### [Exercise objective]
Retype the material below. Keep every word exactly as it is.

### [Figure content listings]
::::
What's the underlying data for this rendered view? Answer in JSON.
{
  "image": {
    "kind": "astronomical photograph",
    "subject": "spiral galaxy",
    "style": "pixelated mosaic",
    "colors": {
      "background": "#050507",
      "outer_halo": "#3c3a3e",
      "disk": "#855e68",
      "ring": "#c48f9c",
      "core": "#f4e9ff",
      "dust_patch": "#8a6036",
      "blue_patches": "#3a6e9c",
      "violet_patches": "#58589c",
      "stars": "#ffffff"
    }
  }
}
::::
### [Reply]
What's the underlying data for this rendered view? Answer in JSON.
{
  "image": {
    "kind": "astronomical photograph",
    "subject": "spiral galaxy",
    "style": "pixelated mosaic",
    "colors": {
      "background": "#050507",
      "outer_halo": "#3c3a3e",
      "disk": "#855e68",
      "ring": "#c48f9c",
      "core": "#f4e9ff",
      "dust_patch": "#8a6036",
      "blue_patches": "#3a6e9c",
      "violet_patches": "#58589c",
      "stars": "#ffffff"
    }
  }
}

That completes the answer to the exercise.